■ Work to be completed
Sift the listing for lines that hold the string "JSON" and pull them out.
╔══
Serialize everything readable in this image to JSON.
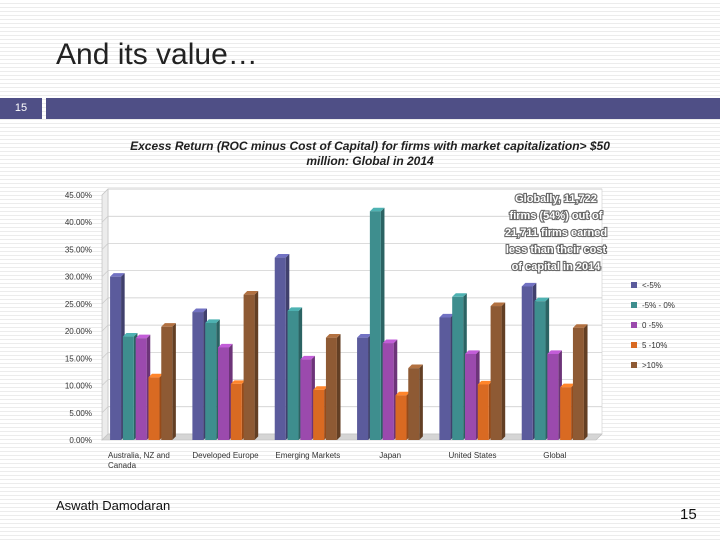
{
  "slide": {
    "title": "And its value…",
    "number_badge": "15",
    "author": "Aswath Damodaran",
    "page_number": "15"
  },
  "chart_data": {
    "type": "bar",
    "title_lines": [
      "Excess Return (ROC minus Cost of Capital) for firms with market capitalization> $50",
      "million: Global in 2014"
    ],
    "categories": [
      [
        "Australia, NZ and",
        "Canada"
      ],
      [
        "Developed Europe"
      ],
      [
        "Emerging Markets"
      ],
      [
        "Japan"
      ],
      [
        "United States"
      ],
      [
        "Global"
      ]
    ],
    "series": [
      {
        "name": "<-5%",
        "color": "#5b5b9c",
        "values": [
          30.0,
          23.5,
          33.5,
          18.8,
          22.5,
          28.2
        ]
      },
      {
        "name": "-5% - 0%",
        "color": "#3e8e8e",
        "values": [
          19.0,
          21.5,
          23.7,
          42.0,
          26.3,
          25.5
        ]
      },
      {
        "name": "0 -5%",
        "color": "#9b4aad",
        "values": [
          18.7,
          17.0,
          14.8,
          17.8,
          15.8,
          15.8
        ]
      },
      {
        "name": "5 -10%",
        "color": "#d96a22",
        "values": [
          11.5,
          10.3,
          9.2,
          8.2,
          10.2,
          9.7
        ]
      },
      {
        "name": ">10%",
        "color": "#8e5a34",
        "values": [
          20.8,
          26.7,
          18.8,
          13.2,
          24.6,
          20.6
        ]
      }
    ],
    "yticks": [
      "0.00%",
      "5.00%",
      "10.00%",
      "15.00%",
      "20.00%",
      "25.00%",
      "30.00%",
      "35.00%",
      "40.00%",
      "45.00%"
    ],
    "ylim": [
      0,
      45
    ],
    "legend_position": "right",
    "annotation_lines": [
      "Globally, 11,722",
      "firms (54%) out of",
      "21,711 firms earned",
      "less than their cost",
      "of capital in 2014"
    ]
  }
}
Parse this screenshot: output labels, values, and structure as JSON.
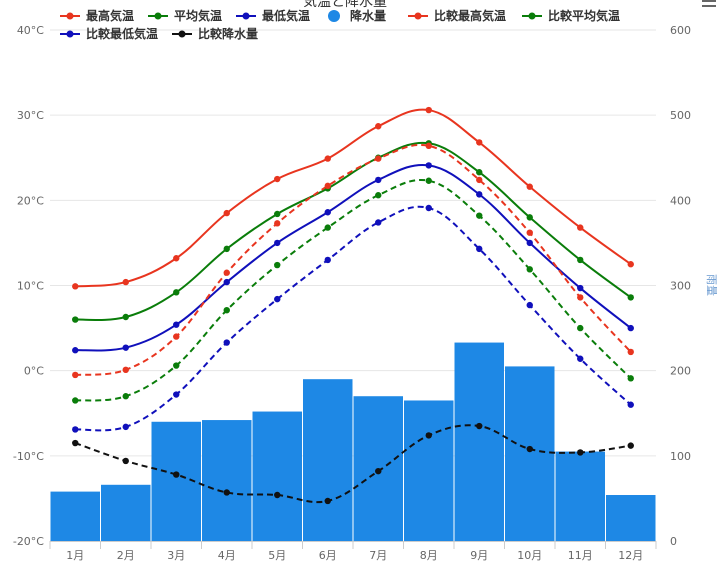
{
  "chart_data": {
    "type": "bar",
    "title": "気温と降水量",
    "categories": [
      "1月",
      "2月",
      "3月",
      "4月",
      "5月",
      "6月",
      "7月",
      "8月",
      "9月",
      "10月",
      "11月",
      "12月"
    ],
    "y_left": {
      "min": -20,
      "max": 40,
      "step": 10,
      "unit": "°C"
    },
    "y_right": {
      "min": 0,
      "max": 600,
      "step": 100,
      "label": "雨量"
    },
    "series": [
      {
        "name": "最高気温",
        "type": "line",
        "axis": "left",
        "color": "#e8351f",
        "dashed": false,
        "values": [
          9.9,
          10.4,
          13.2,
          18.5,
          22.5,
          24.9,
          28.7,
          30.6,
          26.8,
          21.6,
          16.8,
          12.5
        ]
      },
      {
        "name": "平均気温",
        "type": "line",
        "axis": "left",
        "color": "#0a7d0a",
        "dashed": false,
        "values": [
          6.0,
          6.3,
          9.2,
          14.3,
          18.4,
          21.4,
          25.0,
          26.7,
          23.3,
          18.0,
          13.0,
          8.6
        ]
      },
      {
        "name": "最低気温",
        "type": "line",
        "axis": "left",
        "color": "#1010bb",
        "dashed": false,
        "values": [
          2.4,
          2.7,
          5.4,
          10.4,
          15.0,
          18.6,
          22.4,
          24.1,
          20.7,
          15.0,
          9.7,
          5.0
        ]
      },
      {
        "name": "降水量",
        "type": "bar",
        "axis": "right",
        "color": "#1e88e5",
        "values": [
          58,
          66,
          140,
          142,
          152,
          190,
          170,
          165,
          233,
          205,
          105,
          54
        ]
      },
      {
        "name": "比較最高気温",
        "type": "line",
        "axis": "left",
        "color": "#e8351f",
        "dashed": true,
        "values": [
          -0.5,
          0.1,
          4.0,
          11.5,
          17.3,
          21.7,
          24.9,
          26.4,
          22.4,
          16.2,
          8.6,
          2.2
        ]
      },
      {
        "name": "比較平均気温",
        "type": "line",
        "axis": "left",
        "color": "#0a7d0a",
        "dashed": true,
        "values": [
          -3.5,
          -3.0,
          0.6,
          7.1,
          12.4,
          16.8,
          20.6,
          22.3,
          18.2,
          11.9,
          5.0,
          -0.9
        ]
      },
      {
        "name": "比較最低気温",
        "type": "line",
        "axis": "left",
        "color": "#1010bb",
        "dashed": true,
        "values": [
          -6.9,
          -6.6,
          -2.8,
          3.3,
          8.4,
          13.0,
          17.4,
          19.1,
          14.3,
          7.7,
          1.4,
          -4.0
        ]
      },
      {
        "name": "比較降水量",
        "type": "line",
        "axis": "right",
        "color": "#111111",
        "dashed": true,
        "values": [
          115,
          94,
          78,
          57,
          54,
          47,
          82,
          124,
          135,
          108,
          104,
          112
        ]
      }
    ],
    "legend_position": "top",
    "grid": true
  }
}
╚══
╔══
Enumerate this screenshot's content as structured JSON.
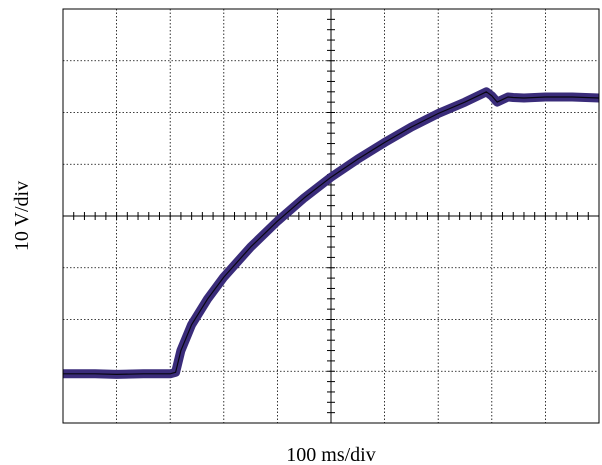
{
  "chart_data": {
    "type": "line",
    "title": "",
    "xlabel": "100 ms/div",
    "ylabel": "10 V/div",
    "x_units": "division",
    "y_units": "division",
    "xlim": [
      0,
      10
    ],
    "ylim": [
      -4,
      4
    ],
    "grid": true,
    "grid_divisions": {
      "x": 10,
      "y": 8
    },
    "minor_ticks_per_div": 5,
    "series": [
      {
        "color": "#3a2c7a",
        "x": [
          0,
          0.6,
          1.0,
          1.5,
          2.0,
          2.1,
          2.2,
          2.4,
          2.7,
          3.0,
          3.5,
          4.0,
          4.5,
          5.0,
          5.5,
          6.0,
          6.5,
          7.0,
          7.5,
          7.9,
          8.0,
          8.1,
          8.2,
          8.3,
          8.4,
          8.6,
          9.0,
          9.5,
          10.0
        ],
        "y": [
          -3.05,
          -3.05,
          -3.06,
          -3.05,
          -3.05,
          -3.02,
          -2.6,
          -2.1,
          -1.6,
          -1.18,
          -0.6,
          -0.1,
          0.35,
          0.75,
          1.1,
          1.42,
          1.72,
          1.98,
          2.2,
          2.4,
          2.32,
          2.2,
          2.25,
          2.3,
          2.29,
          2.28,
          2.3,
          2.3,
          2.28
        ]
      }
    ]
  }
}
╚══
■ Expected answer
Serialize everything readable in this image to JSON.
Parse this screenshot: output labels, values, and structure as JSON.
Enumerate this screenshot's content as structured JSON.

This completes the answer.